→ **Set exercise**: Write out all records as given; omit images.

→ **Data for this exercise**:
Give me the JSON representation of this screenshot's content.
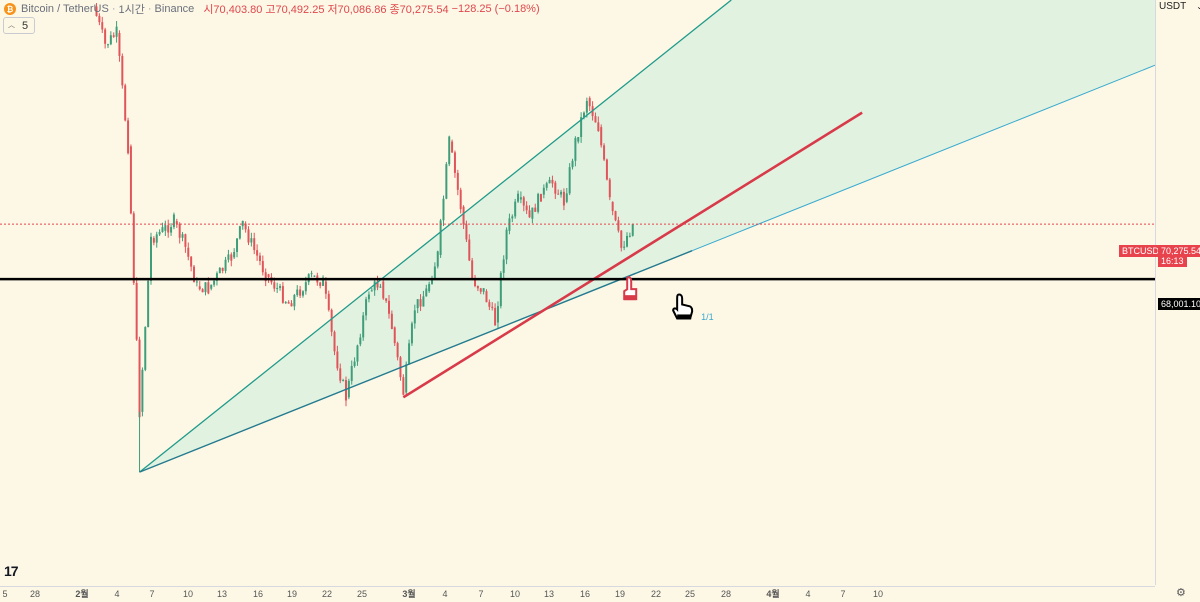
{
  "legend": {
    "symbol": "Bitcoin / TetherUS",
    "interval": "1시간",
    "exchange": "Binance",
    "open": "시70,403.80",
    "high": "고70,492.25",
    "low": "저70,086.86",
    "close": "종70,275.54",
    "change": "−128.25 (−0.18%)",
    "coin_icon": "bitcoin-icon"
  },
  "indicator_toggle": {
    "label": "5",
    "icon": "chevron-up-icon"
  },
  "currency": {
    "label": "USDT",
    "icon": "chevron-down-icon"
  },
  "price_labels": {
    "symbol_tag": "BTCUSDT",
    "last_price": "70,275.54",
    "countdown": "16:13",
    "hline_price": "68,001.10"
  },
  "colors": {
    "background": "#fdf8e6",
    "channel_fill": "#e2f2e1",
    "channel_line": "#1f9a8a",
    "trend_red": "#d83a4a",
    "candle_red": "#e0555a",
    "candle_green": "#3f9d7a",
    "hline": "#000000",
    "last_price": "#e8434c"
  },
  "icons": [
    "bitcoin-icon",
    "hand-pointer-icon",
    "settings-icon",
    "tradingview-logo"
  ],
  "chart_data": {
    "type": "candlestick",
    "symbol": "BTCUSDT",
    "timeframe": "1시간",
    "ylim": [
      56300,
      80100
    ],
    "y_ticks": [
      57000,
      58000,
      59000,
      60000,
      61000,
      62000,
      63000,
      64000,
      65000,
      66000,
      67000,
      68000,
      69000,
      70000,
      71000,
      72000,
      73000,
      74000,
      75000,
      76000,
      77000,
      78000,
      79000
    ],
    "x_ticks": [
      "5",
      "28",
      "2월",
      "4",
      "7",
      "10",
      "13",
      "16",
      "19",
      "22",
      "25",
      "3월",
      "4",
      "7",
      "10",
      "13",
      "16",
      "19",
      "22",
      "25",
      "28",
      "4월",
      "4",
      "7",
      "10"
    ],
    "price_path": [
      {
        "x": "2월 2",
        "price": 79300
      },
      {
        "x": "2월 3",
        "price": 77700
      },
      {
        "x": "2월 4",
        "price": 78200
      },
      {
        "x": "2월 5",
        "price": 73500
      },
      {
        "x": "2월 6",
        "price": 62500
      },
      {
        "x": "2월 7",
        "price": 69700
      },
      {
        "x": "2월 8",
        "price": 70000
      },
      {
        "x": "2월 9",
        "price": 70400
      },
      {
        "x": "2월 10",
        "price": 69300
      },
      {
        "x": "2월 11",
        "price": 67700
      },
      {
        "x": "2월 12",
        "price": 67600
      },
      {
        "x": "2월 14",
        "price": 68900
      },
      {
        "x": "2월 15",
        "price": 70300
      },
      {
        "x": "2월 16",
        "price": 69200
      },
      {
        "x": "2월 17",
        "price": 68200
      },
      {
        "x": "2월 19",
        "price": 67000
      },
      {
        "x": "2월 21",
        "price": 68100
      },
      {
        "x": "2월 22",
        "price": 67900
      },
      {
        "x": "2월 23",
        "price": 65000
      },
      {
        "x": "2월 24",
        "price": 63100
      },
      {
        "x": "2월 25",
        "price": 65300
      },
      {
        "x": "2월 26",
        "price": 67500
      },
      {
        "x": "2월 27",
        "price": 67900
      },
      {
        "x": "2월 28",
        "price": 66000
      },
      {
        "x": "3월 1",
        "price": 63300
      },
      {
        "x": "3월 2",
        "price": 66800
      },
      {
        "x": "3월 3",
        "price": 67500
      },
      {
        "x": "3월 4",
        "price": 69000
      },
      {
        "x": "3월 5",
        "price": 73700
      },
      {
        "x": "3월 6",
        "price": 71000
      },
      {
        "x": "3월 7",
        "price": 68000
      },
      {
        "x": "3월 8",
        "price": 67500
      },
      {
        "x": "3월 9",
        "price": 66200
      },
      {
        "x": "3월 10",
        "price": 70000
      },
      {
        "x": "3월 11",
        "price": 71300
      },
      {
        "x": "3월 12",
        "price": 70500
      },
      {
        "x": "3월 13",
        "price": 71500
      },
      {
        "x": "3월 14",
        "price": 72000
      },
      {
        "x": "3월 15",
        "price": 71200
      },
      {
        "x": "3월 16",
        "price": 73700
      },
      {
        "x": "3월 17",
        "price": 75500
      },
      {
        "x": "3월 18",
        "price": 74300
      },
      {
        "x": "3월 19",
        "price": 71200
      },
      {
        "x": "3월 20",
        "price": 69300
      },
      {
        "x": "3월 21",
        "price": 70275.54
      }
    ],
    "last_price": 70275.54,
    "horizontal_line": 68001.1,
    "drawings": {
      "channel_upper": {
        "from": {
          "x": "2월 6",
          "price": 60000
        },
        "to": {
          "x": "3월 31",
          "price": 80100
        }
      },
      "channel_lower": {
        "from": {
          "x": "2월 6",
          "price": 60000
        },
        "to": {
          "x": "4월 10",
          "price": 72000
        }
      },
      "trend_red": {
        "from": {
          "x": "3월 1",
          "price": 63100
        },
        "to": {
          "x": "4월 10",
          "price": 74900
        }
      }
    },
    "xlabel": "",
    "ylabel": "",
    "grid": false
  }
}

→ **Task result**:
Give me the JSON representation of this screenshot's content.
{
  "legend": {
    "symbol": "Bitcoin / TetherUS",
    "interval": "1시간",
    "exchange": "Binance",
    "open": "시70,403.80",
    "high": "고70,492.25",
    "low": "저70,086.86",
    "close": "종70,275.54",
    "change": "−128.25 (−0.18%)",
    "coin_icon": "bitcoin-icon"
  },
  "indicator_toggle": {
    "label": "5",
    "icon": "chevron-up-icon"
  },
  "currency": {
    "label": "USDT",
    "icon": "chevron-down-icon"
  },
  "price_labels": {
    "symbol_tag": "BTCUSDT",
    "last_price": "70,275.54",
    "countdown": "16:13",
    "hline_price": "68,001.10"
  },
  "colors": {
    "background": "#fdf8e6",
    "channel_fill": "#e2f2e1",
    "channel_line": "#1f9a8a",
    "trend_red": "#d83a4a",
    "candle_red": "#e0555a",
    "candle_green": "#3f9d7a",
    "hline": "#000000",
    "last_price": "#e8434c"
  },
  "icons": [
    "bitcoin-icon",
    "hand-pointer-icon",
    "settings-icon",
    "tradingview-logo"
  ],
  "chart_data": {
    "type": "candlestick",
    "symbol": "BTCUSDT",
    "timeframe": "1시간",
    "ylim": [
      56300,
      80100
    ],
    "y_ticks": [
      57000,
      58000,
      59000,
      60000,
      61000,
      62000,
      63000,
      64000,
      65000,
      66000,
      67000,
      68000,
      69000,
      70000,
      71000,
      72000,
      73000,
      74000,
      75000,
      76000,
      77000,
      78000,
      79000
    ],
    "x_ticks": [
      "5",
      "28",
      "2월",
      "4",
      "7",
      "10",
      "13",
      "16",
      "19",
      "22",
      "25",
      "3월",
      "4",
      "7",
      "10",
      "13",
      "16",
      "19",
      "22",
      "25",
      "28",
      "4월",
      "4",
      "7",
      "10"
    ],
    "price_path": [
      {
        "x": "2월 2",
        "price": 79300
      },
      {
        "x": "2월 3",
        "price": 77700
      },
      {
        "x": "2월 4",
        "price": 78200
      },
      {
        "x": "2월 5",
        "price": 73500
      },
      {
        "x": "2월 6",
        "price": 62500
      },
      {
        "x": "2월 7",
        "price": 69700
      },
      {
        "x": "2월 8",
        "price": 70000
      },
      {
        "x": "2월 9",
        "price": 70400
      },
      {
        "x": "2월 10",
        "price": 69300
      },
      {
        "x": "2월 11",
        "price": 67700
      },
      {
        "x": "2월 12",
        "price": 67600
      },
      {
        "x": "2월 14",
        "price": 68900
      },
      {
        "x": "2월 15",
        "price": 70300
      },
      {
        "x": "2월 16",
        "price": 69200
      },
      {
        "x": "2월 17",
        "price": 68200
      },
      {
        "x": "2월 19",
        "price": 67000
      },
      {
        "x": "2월 21",
        "price": 68100
      },
      {
        "x": "2월 22",
        "price": 67900
      },
      {
        "x": "2월 23",
        "price": 65000
      },
      {
        "x": "2월 24",
        "price": 63100
      },
      {
        "x": "2월 25",
        "price": 65300
      },
      {
        "x": "2월 26",
        "price": 67500
      },
      {
        "x": "2월 27",
        "price": 67900
      },
      {
        "x": "2월 28",
        "price": 66000
      },
      {
        "x": "3월 1",
        "price": 63300
      },
      {
        "x": "3월 2",
        "price": 66800
      },
      {
        "x": "3월 3",
        "price": 67500
      },
      {
        "x": "3월 4",
        "price": 69000
      },
      {
        "x": "3월 5",
        "price": 73700
      },
      {
        "x": "3월 6",
        "price": 71000
      },
      {
        "x": "3월 7",
        "price": 68000
      },
      {
        "x": "3월 8",
        "price": 67500
      },
      {
        "x": "3월 9",
        "price": 66200
      },
      {
        "x": "3월 10",
        "price": 70000
      },
      {
        "x": "3월 11",
        "price": 71300
      },
      {
        "x": "3월 12",
        "price": 70500
      },
      {
        "x": "3월 13",
        "price": 71500
      },
      {
        "x": "3월 14",
        "price": 72000
      },
      {
        "x": "3월 15",
        "price": 71200
      },
      {
        "x": "3월 16",
        "price": 73700
      },
      {
        "x": "3월 17",
        "price": 75500
      },
      {
        "x": "3월 18",
        "price": 74300
      },
      {
        "x": "3월 19",
        "price": 71200
      },
      {
        "x": "3월 20",
        "price": 69300
      },
      {
        "x": "3월 21",
        "price": 70275.54
      }
    ],
    "last_price": 70275.54,
    "horizontal_line": 68001.1,
    "drawings": {
      "channel_upper": {
        "from": {
          "x": "2월 6",
          "price": 60000
        },
        "to": {
          "x": "3월 31",
          "price": 80100
        }
      },
      "channel_lower": {
        "from": {
          "x": "2월 6",
          "price": 60000
        },
        "to": {
          "x": "4월 10",
          "price": 72000
        }
      },
      "trend_red": {
        "from": {
          "x": "3월 1",
          "price": 63100
        },
        "to": {
          "x": "4월 10",
          "price": 74900
        }
      }
    },
    "xlabel": "",
    "ylabel": "",
    "grid": false
  }
}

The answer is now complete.